• [AIM OF THE EXERCISE]: Extract all of the entries and set them down verbatim.

[Data entries for graphics]
────────────────

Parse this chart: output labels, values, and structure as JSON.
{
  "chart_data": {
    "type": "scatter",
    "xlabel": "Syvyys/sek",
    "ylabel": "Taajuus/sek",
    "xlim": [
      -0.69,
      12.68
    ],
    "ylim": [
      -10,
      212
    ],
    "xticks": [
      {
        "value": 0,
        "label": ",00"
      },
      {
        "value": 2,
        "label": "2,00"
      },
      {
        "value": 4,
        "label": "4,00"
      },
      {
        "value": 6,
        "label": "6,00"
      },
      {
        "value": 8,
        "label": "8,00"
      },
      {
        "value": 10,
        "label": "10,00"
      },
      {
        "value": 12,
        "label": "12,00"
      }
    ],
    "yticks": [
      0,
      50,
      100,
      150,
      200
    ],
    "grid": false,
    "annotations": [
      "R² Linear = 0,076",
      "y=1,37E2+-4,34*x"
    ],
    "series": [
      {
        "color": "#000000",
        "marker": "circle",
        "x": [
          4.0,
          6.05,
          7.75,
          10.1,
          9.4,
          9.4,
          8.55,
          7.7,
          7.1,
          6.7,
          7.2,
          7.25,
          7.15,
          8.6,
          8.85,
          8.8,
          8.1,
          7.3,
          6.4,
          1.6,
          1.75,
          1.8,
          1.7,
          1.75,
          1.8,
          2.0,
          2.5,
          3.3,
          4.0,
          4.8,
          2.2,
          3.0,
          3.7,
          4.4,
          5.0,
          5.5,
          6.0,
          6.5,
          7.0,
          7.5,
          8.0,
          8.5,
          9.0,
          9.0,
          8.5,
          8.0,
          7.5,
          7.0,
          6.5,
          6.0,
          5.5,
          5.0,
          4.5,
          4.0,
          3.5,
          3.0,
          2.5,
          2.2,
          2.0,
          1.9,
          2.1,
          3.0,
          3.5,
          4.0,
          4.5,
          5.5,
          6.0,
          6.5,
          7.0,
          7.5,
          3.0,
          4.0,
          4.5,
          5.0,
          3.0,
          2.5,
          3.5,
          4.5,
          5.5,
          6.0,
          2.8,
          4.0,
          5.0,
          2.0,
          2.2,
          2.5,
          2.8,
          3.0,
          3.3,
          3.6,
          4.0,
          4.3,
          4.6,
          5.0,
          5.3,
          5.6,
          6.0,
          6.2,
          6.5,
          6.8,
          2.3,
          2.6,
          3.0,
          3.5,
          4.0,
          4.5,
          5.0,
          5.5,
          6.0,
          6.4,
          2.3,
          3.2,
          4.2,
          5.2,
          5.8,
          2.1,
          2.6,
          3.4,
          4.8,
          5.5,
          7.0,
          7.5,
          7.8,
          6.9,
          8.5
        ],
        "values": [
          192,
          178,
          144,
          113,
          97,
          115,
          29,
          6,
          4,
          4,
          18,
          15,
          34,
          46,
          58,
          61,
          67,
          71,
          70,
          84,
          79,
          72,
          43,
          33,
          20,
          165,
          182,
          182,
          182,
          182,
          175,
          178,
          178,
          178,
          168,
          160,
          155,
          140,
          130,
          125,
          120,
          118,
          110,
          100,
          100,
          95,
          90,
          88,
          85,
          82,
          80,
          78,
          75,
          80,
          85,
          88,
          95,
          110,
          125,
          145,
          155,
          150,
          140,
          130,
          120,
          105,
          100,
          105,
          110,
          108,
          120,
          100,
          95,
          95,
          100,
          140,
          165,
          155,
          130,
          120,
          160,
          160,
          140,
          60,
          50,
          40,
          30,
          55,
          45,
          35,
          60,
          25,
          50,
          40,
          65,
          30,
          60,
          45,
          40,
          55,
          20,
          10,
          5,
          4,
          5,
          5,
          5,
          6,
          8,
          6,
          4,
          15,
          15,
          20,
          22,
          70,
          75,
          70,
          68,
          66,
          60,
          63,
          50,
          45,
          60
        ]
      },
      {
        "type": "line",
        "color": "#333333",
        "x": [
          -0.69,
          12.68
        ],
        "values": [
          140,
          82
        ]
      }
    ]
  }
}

────────────────

• [SOLUTION]:
Parse this chart: output labels, values, and structure as JSON.
{
  "chart_data": {
    "type": "scatter",
    "xlabel": "Syvyys/sek",
    "ylabel": "Taajuus/sek",
    "xlim": [
      -0.69,
      12.68
    ],
    "ylim": [
      -10,
      212
    ],
    "xticks": [
      {
        "value": 0,
        "label": ",00"
      },
      {
        "value": 2,
        "label": "2,00"
      },
      {
        "value": 4,
        "label": "4,00"
      },
      {
        "value": 6,
        "label": "6,00"
      },
      {
        "value": 8,
        "label": "8,00"
      },
      {
        "value": 10,
        "label": "10,00"
      },
      {
        "value": 12,
        "label": "12,00"
      }
    ],
    "yticks": [
      0,
      50,
      100,
      150,
      200
    ],
    "grid": false,
    "annotations": [
      "R² Linear = 0,076",
      "y=1,37E2+-4,34*x"
    ],
    "series": [
      {
        "color": "#000000",
        "marker": "circle",
        "x": [
          4.0,
          6.05,
          7.75,
          10.1,
          9.4,
          9.4,
          8.55,
          7.7,
          7.1,
          6.7,
          7.2,
          7.25,
          7.15,
          8.6,
          8.85,
          8.8,
          8.1,
          7.3,
          6.4,
          1.6,
          1.75,
          1.8,
          1.7,
          1.75,
          1.8,
          2.0,
          2.5,
          3.3,
          4.0,
          4.8,
          2.2,
          3.0,
          3.7,
          4.4,
          5.0,
          5.5,
          6.0,
          6.5,
          7.0,
          7.5,
          8.0,
          8.5,
          9.0,
          9.0,
          8.5,
          8.0,
          7.5,
          7.0,
          6.5,
          6.0,
          5.5,
          5.0,
          4.5,
          4.0,
          3.5,
          3.0,
          2.5,
          2.2,
          2.0,
          1.9,
          2.1,
          3.0,
          3.5,
          4.0,
          4.5,
          5.5,
          6.0,
          6.5,
          7.0,
          7.5,
          3.0,
          4.0,
          4.5,
          5.0,
          3.0,
          2.5,
          3.5,
          4.5,
          5.5,
          6.0,
          2.8,
          4.0,
          5.0,
          2.0,
          2.2,
          2.5,
          2.8,
          3.0,
          3.3,
          3.6,
          4.0,
          4.3,
          4.6,
          5.0,
          5.3,
          5.6,
          6.0,
          6.2,
          6.5,
          6.8,
          2.3,
          2.6,
          3.0,
          3.5,
          4.0,
          4.5,
          5.0,
          5.5,
          6.0,
          6.4,
          2.3,
          3.2,
          4.2,
          5.2,
          5.8,
          2.1,
          2.6,
          3.4,
          4.8,
          5.5,
          7.0,
          7.5,
          7.8,
          6.9,
          8.5
        ],
        "values": [
          192,
          178,
          144,
          113,
          97,
          115,
          29,
          6,
          4,
          4,
          18,
          15,
          34,
          46,
          58,
          61,
          67,
          71,
          70,
          84,
          79,
          72,
          43,
          33,
          20,
          165,
          182,
          182,
          182,
          182,
          175,
          178,
          178,
          178,
          168,
          160,
          155,
          140,
          130,
          125,
          120,
          118,
          110,
          100,
          100,
          95,
          90,
          88,
          85,
          82,
          80,
          78,
          75,
          80,
          85,
          88,
          95,
          110,
          125,
          145,
          155,
          150,
          140,
          130,
          120,
          105,
          100,
          105,
          110,
          108,
          120,
          100,
          95,
          95,
          100,
          140,
          165,
          155,
          130,
          120,
          160,
          160,
          140,
          60,
          50,
          40,
          30,
          55,
          45,
          35,
          60,
          25,
          50,
          40,
          65,
          30,
          60,
          45,
          40,
          55,
          20,
          10,
          5,
          4,
          5,
          5,
          5,
          6,
          8,
          6,
          4,
          15,
          15,
          20,
          22,
          70,
          75,
          70,
          68,
          66,
          60,
          63,
          50,
          45,
          60
        ]
      },
      {
        "type": "line",
        "color": "#333333",
        "x": [
          -0.69,
          12.68
        ],
        "values": [
          140,
          82
        ]
      }
    ]
  }
}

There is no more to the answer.